** INPUT MATERIAL **

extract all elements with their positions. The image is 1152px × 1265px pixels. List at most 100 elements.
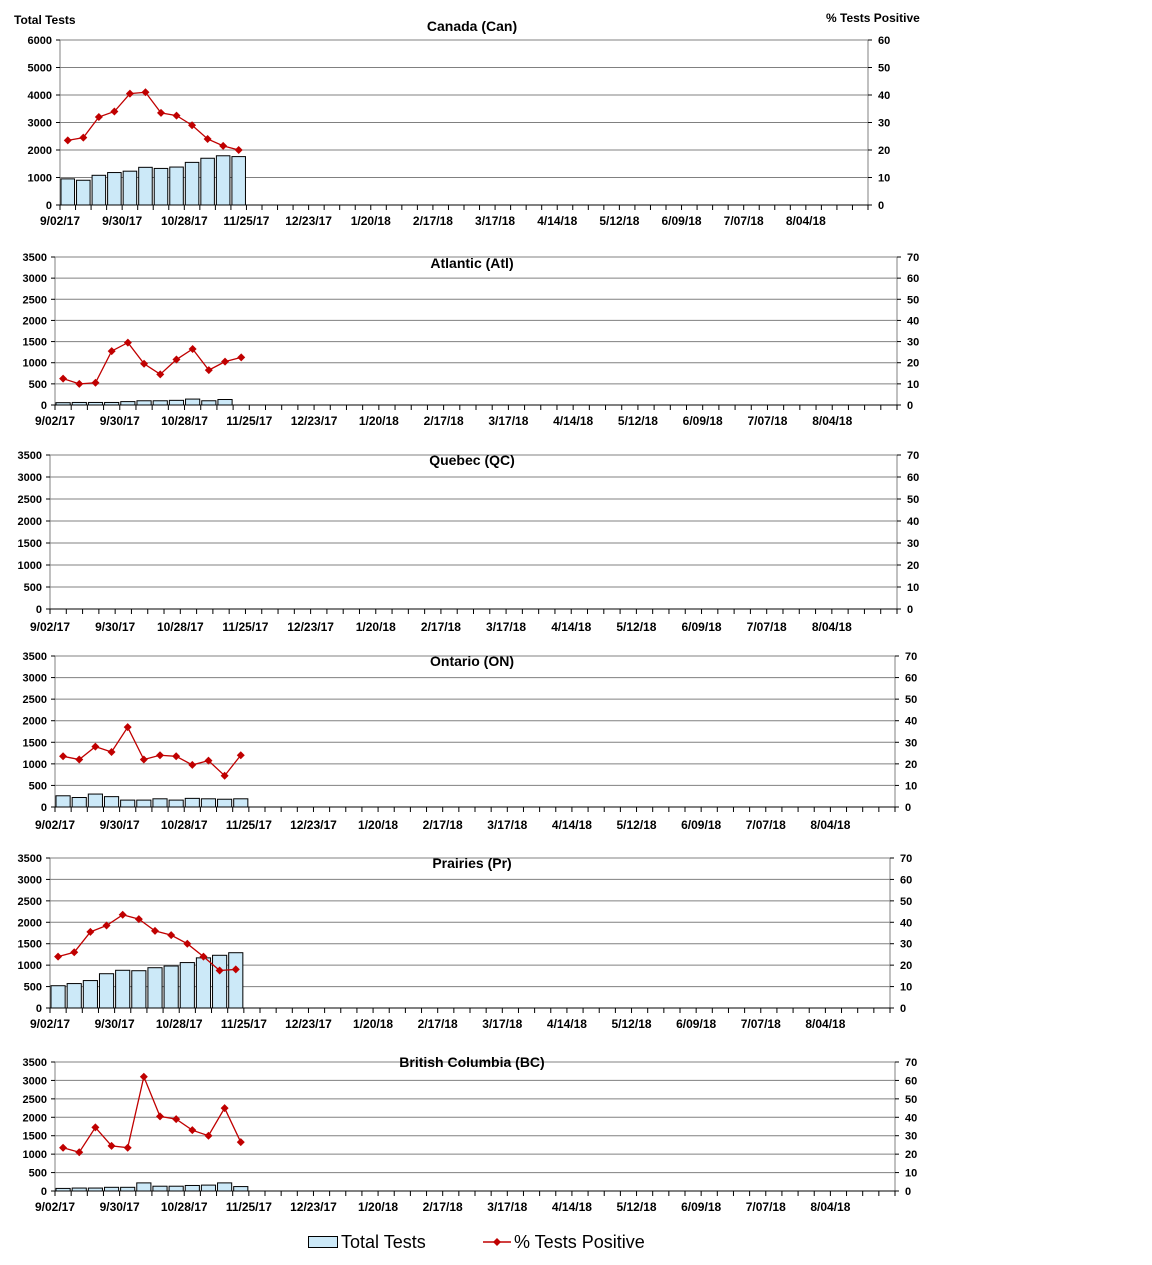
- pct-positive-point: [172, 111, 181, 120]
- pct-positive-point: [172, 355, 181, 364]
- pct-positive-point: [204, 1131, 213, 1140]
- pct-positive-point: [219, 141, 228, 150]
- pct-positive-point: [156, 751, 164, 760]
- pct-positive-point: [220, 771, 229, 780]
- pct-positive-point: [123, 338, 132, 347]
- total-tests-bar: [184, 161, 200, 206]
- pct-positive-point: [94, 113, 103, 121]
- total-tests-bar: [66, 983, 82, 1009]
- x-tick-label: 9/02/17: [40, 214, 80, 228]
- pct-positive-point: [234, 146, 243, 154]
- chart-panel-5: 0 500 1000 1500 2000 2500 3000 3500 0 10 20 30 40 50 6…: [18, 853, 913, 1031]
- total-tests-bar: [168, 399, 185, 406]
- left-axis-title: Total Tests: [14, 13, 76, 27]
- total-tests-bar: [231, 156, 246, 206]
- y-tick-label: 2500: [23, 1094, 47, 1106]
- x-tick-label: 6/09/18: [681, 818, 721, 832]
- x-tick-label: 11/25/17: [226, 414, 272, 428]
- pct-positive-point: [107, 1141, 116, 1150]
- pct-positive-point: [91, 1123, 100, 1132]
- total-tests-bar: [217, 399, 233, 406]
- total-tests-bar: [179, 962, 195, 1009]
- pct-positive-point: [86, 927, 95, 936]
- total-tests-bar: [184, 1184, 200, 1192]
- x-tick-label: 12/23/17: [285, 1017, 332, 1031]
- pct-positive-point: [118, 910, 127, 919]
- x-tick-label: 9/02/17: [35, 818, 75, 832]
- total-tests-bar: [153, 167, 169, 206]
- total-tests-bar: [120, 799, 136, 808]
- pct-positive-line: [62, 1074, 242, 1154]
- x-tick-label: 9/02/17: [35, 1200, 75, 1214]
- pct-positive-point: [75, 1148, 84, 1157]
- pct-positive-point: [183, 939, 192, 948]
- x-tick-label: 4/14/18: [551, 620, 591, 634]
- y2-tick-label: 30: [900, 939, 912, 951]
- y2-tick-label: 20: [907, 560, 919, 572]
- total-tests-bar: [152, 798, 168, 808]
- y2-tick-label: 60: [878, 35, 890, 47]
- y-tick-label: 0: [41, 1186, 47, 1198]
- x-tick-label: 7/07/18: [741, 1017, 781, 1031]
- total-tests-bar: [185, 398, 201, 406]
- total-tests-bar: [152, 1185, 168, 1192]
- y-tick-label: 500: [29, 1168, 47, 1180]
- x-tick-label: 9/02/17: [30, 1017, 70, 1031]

** WHAT TO DO **
Reproduce the entries with each "pct-positive-point" replaced by "percent-positive-point", keeping everything else unchanged. Omit the picture from your answer.

** RESPONSE BELOW **
extract all elements with their positions. The image is 1152px × 1265px pixels. List at most 100 elements.
- percent-positive-point: [172, 111, 181, 120]
- percent-positive-point: [172, 355, 181, 364]
- percent-positive-point: [204, 1131, 213, 1140]
- percent-positive-point: [219, 141, 228, 150]
- percent-positive-point: [156, 751, 164, 760]
- percent-positive-point: [220, 771, 229, 780]
- percent-positive-point: [123, 338, 132, 347]
- total-tests-bar: [184, 161, 200, 206]
- percent-positive-point: [94, 113, 103, 121]
- total-tests-bar: [66, 983, 82, 1009]
- x-tick-label: 9/02/17: [40, 214, 80, 228]
- percent-positive-point: [234, 146, 243, 154]
- chart-panel-5: 0 500 1000 1500 2000 2500 3000 3500 0 10 20 30 40 50 6…: [18, 853, 913, 1031]
- total-tests-bar: [168, 399, 185, 406]
- left-axis-title: Total Tests: [14, 13, 76, 27]
- total-tests-bar: [231, 156, 246, 206]
- y-tick-label: 2500: [23, 1094, 47, 1106]
- x-tick-label: 6/09/18: [681, 818, 721, 832]
- x-tick-label: 11/25/17: [226, 414, 272, 428]
- percent-positive-point: [107, 1141, 116, 1150]
- percent-positive-point: [91, 1123, 100, 1132]
- total-tests-bar: [217, 399, 233, 406]
- total-tests-bar: [179, 962, 195, 1009]
- percent-positive-point: [86, 927, 95, 936]
- total-tests-bar: [184, 1184, 200, 1192]
- x-tick-label: 12/23/17: [285, 1017, 332, 1031]
- percent-positive-point: [118, 910, 127, 919]
- x-tick-label: 9/02/17: [35, 818, 75, 832]
- total-tests-bar: [153, 167, 169, 206]
- total-tests-bar: [120, 799, 136, 808]
- pct-positive-line: [62, 1074, 242, 1154]
- x-tick-label: 9/02/17: [35, 1200, 75, 1214]
- percent-positive-point: [75, 1148, 84, 1157]
- percent-positive-point: [183, 939, 192, 948]
- x-tick-label: 4/14/18: [551, 620, 591, 634]
- y2-tick-label: 30: [900, 939, 912, 951]
- y2-tick-label: 20: [907, 560, 919, 572]
- total-tests-bar: [152, 798, 168, 808]
- y2-tick-label: 60: [878, 35, 890, 47]
- y-tick-label: 0: [41, 1186, 47, 1198]
- x-tick-label: 7/07/18: [741, 1017, 781, 1031]
- total-tests-bar: [185, 398, 201, 406]
- total-tests-bar: [152, 1185, 168, 1192]
- y-tick-label: 500: [29, 1168, 47, 1180]
- x-tick-label: 9/02/17: [30, 1017, 70, 1031]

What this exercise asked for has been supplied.